→ **Document**:

-----

Ebay is laying off 7% of its workforce, with much of those cuts coming from its legacy marketplace business, the report said.
With traffic and sales slowing, eBay has tried to refashion its namesake auction site from an antiquated yard sale into an on-trend retailer. But it’s facing greater competition from the soon-to-IPO crafts marketplace Etsy and even old-school retailers like Walmart, Staples, and Home Depot, the website said,
Also not helping are the US dollar’s strength, which makes American goods more expensive to international buyers; security breaches; and problems with how eBay shows up in some search engines, the report said.
It’s unlikely any of the changes executives outlined so far to prop up eBay will be enough to save it. Even eBay’s CFO laid it on straight: “Things will get worse in the first half of 2015 before they get better, ” he told analysts, after eBay released fourth-quarter financial results, according to the website.
Meanwhile, Icahn, who directly or indirectly owns stakes in several oil and gas sector companies, said he is not bullish on oil, Benzinga.com said.
“I believe that oil will go lower and with Saudi Arabia sort of caught blind-siding the world and I don’t blame them, ” Icahn said in a recent interview with CNBC, according to the report.
“I think perhaps they made a smart decision for themselves. I think oil is very sensitive to very small difference in supply and demand. It has that roughly 93 million barrels a day that are utilized and consumed and supplied and when it goes over that and now it’s like a million and a half or so barrels changes, the supply is high, is higher by that amount, it wreaks havoc on the stock.
“But I don’t think that will continue, ” Icahn said, according to the website. “I think, the supply by definition almost has to dry up in the next few years because of depletion…and you have depletion of about 4 percent a year. So, to catch up with that you need almost one Saudi Arabia has to be discovered almost every two or three years the way I look at it. I look at it very simplistically like that”
When asked to reiterate whether he thinks that oil prices will continue to decline, Icahn replied, “I think in the near-term, it will continue to go down unless there’s some outside event which could be a crisis event, something happens to curtail the supply of oil, but if that doesn’t happen I think at least for the near-term oil prices will go lower”, according to Benzinga.

-----

→ **Data to process**:
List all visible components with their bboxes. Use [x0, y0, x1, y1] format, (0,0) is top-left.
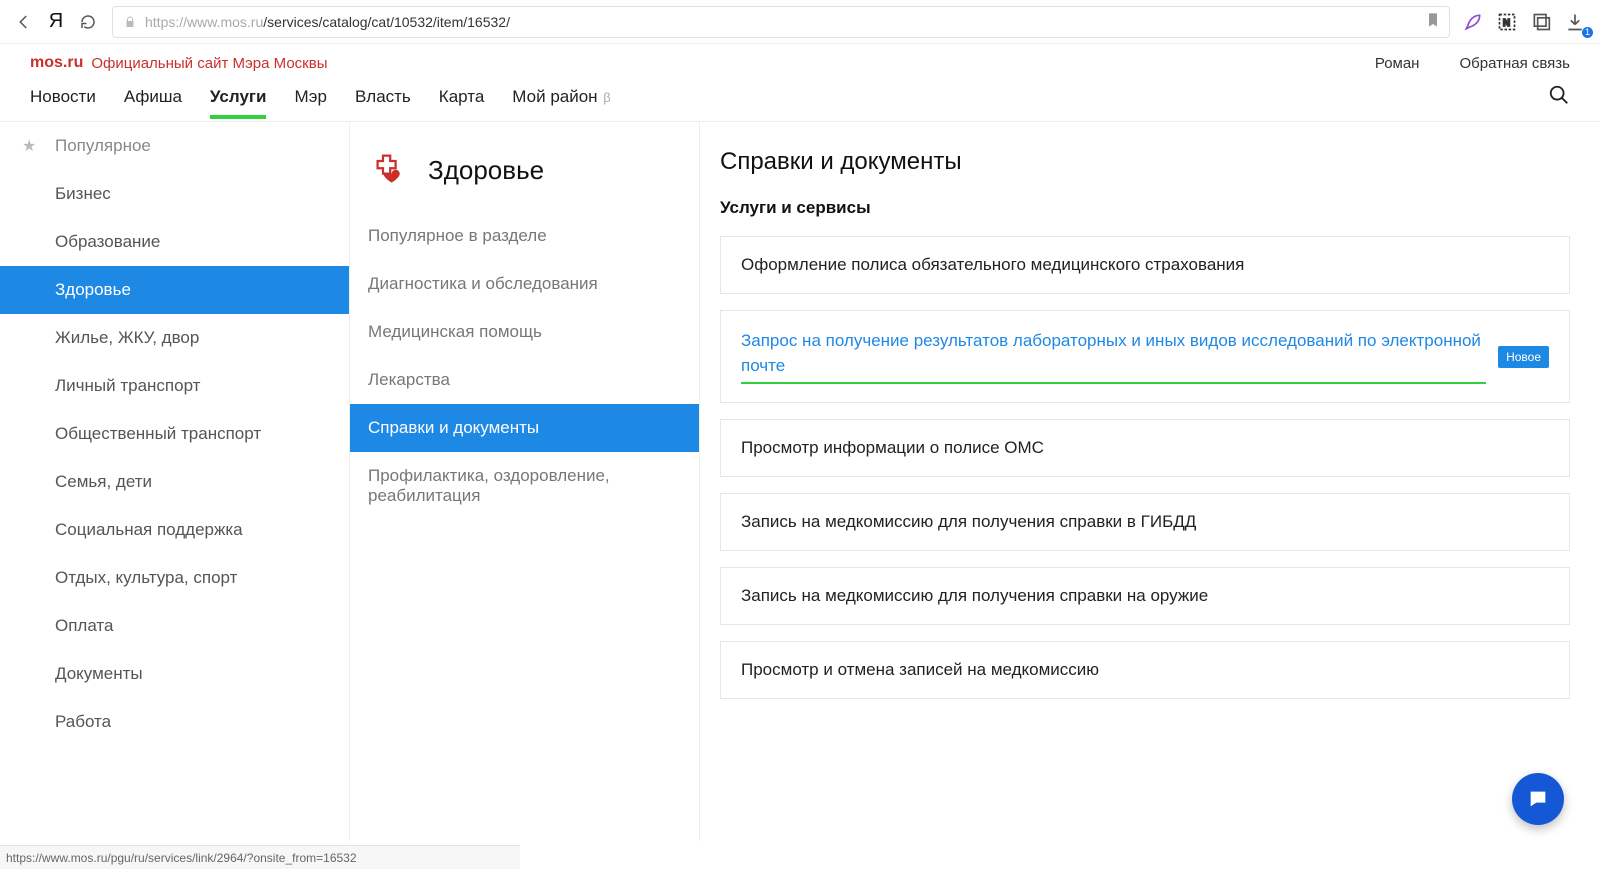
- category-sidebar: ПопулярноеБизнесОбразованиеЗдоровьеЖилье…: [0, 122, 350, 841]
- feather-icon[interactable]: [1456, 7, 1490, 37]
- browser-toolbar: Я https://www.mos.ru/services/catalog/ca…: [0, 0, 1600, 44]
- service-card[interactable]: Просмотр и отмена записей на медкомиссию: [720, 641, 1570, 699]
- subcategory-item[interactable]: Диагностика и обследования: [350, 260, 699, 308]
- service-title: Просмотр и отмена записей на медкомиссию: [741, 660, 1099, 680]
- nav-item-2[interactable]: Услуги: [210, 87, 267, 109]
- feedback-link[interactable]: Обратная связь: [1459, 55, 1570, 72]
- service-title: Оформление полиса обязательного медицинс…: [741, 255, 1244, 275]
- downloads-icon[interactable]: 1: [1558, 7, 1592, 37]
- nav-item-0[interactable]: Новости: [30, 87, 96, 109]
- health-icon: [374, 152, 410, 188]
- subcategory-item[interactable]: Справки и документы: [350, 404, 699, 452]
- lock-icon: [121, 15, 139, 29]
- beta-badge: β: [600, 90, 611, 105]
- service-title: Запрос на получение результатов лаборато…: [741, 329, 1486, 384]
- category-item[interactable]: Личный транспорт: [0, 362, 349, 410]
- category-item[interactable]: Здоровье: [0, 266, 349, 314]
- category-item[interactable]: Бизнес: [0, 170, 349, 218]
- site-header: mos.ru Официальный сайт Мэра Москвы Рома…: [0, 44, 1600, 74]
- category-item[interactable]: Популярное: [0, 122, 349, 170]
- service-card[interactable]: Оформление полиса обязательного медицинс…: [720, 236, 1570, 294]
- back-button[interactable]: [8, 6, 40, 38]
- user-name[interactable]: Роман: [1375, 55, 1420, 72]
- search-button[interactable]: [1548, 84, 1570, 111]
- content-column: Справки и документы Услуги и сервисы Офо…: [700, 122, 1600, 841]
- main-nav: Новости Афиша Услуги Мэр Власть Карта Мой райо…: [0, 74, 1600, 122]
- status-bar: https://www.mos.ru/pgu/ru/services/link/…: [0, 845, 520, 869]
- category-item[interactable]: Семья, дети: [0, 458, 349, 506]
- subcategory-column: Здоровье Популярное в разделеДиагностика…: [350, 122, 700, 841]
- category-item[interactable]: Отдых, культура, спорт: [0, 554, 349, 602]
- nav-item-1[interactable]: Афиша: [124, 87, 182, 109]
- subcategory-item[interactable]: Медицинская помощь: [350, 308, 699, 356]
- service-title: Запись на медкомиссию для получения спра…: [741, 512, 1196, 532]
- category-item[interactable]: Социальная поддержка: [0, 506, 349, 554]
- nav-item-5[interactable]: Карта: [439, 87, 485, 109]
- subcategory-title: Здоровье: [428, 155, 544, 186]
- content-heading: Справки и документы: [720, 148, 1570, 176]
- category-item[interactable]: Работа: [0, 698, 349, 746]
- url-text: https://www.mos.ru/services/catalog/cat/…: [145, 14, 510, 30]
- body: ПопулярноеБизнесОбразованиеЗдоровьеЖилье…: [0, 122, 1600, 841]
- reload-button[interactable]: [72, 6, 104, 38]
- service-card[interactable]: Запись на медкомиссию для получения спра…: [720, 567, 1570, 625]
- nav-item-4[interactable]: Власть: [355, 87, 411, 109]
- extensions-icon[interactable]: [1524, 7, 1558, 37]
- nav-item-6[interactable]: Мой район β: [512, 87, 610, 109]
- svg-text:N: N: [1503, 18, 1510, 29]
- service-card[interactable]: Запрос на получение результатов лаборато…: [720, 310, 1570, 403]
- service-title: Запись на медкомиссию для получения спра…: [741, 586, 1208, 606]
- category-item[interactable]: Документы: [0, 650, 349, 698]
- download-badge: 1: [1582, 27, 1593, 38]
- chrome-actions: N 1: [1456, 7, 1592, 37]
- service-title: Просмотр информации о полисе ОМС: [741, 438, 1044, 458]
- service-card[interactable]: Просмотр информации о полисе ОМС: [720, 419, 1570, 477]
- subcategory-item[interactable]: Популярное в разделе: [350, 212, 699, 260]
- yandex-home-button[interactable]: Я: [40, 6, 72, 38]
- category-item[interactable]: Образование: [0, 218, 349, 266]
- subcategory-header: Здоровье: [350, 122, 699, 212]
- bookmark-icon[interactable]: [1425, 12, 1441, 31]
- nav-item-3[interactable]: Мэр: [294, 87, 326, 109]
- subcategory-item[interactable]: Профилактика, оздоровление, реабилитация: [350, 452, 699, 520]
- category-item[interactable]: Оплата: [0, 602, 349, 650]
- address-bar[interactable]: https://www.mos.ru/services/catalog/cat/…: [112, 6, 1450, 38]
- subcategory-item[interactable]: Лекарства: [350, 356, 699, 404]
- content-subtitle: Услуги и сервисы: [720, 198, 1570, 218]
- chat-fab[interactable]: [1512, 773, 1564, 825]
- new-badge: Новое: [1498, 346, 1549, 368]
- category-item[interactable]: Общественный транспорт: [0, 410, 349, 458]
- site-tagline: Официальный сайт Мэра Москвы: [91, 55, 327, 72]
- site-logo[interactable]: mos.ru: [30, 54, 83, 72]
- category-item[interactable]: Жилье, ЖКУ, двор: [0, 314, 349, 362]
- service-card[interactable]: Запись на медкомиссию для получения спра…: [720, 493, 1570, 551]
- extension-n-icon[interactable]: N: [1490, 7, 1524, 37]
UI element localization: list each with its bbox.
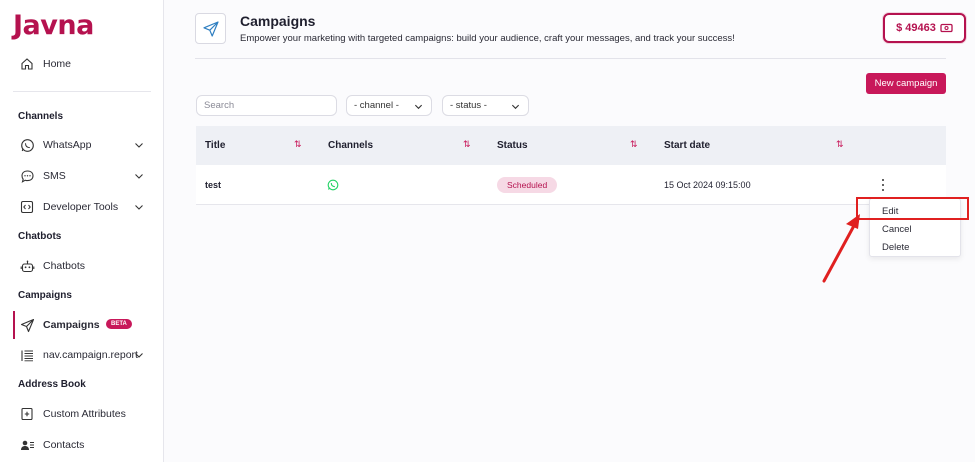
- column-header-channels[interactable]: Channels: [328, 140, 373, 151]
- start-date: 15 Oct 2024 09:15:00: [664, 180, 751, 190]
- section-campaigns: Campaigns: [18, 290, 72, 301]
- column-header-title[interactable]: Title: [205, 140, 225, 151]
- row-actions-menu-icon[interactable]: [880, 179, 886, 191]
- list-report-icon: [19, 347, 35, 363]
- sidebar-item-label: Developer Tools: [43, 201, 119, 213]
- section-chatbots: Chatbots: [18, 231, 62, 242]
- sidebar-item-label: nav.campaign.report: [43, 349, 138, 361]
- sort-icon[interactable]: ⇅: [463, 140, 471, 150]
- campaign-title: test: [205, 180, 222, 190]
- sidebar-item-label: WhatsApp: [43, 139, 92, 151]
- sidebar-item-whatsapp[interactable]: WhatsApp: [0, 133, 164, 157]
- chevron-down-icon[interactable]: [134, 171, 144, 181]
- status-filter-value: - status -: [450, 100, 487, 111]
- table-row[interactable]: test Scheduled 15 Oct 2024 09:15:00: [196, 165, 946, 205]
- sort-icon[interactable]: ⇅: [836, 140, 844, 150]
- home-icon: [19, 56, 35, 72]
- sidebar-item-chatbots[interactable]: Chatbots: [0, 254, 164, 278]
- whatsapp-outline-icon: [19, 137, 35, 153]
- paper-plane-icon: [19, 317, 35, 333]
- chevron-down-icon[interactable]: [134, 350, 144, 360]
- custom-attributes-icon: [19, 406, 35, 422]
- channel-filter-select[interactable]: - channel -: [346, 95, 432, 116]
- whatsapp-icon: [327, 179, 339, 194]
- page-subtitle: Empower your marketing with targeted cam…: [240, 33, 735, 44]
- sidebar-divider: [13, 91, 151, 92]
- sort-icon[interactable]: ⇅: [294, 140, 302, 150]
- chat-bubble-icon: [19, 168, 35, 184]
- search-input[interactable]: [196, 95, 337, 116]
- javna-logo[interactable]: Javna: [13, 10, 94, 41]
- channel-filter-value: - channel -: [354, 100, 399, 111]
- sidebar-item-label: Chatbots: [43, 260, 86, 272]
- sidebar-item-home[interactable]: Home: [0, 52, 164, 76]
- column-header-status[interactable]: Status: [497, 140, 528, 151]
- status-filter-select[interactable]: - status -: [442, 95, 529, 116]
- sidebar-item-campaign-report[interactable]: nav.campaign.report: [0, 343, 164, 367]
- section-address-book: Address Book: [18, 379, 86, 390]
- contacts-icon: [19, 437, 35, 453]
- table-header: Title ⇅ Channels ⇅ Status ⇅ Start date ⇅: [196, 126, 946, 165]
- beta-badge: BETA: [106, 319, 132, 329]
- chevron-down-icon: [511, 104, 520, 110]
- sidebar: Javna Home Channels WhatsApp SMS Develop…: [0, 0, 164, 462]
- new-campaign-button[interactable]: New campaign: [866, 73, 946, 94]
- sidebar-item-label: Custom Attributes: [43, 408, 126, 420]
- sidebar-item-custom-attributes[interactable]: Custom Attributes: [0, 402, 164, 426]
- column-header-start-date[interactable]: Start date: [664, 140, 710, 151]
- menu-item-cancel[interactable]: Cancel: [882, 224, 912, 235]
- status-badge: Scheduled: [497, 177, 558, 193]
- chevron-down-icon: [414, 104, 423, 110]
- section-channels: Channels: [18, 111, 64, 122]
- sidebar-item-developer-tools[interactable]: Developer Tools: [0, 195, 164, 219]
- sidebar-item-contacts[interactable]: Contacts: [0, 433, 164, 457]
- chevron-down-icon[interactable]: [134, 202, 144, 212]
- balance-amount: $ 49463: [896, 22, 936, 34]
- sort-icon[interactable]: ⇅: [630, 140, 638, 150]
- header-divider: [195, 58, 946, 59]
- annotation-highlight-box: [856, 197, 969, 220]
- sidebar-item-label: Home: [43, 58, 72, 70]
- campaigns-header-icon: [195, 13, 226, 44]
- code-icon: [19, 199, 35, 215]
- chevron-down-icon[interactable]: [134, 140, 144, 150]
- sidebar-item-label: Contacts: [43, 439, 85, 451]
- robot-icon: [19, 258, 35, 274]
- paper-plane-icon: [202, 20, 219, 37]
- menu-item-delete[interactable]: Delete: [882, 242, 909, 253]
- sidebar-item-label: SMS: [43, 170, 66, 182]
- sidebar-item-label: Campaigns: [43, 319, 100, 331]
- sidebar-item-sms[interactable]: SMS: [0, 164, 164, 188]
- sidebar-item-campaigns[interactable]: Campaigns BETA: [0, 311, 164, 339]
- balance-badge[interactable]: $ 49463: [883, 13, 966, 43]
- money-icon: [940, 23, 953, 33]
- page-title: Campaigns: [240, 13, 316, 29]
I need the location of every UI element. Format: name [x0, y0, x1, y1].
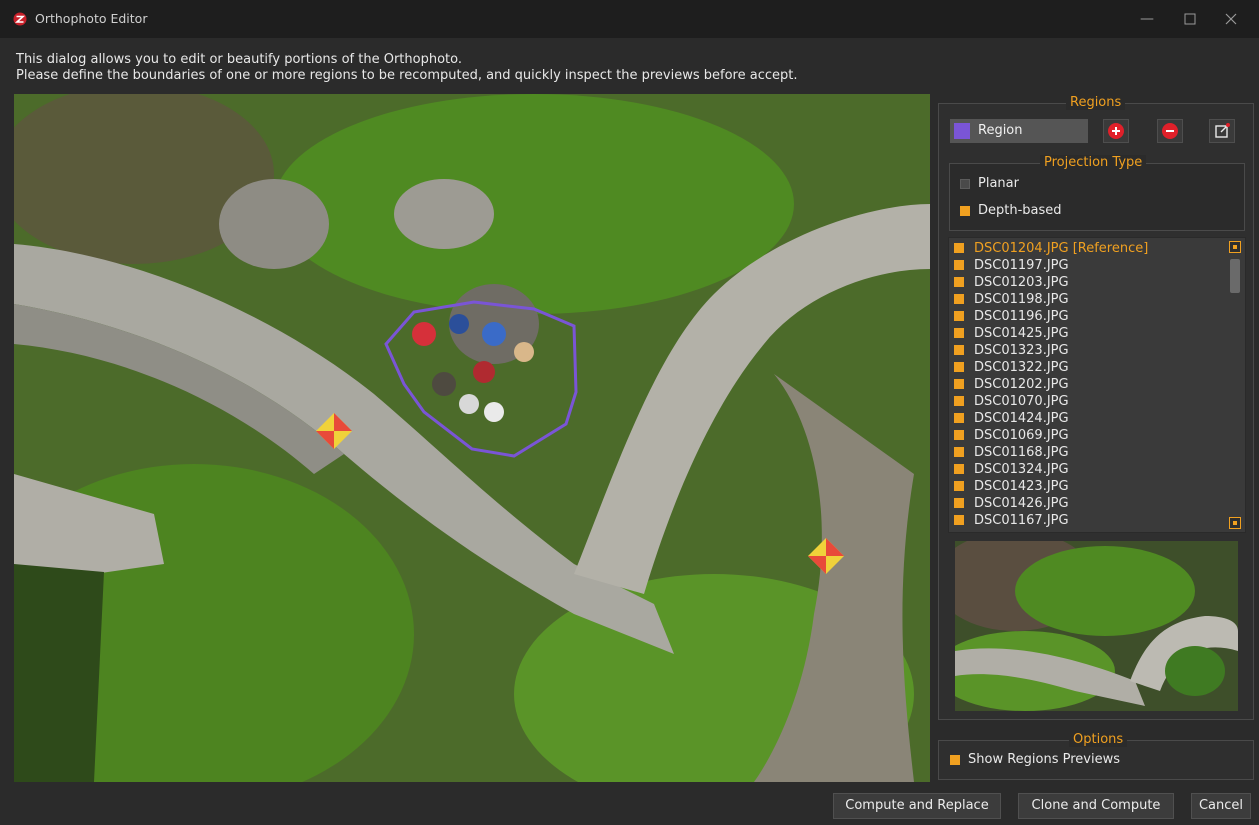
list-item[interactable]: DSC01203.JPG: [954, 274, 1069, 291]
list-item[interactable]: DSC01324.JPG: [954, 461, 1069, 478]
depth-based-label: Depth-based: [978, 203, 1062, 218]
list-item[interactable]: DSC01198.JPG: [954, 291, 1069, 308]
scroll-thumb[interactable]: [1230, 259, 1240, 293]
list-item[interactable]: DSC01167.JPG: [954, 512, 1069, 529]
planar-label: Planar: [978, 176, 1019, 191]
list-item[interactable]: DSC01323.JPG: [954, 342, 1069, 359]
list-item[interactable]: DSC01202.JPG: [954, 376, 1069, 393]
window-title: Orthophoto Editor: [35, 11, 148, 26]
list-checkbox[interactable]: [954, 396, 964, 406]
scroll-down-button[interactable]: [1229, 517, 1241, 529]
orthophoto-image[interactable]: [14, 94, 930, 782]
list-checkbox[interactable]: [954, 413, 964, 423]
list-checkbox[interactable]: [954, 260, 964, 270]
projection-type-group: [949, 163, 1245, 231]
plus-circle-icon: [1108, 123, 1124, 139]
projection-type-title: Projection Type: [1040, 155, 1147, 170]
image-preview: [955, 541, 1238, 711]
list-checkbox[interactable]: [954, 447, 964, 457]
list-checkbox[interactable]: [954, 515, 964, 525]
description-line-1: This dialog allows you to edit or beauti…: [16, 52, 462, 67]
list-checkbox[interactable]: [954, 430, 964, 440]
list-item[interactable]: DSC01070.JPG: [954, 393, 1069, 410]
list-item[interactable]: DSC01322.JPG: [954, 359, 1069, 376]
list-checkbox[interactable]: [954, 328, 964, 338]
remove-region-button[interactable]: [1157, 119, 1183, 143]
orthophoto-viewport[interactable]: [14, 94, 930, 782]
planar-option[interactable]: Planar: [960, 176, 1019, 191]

-----

→ **Problems**:
**a)** In the article on eBay and oil prices, substitute "investors" for "analysts" in the passage from "It’s unlikely any" to "to the report.", and give that passage.
**b)** Write out the listing from the line with "list-item[interactable]: DSC01203.JPG: [954, 274, 1069, 291]" to the line with "scroll-thumb[interactable]: [1230, 259, 1240, 293]", keeping each line unchanged.
The article and the listing have no connection to each other.

→ **Solutions below**:
**a)**
It’s unlikely any of the changes executives outlined so far to prop up eBay will be enough to save it. Even eBay’s CFO laid it on straight: “Things will get worse in the first half of 2015 before they get better, ” he told investors, after eBay released fourth-quarter financial results, according to the website.
Meanwhile, Icahn, who directly or indirectly owns stakes in several oil and gas sector companies, said he is not bullish on oil, Benzinga.com said.
“I believe that oil will go lower and with Saudi Arabia sort of caught blind-siding the world and I don’t blame them, ” Icahn said in a recent interview with CNBC, according to the report.

**b)**
list-item[interactable]: DSC01203.JPG: [954, 274, 1069, 291]
list-item[interactable]: DSC01324.JPG: [954, 461, 1069, 478]
depth-based-label: Depth-based: [978, 203, 1062, 218]
list-item[interactable]: DSC01198.JPG: [954, 291, 1069, 308]
scroll-thumb[interactable]: [1230, 259, 1240, 293]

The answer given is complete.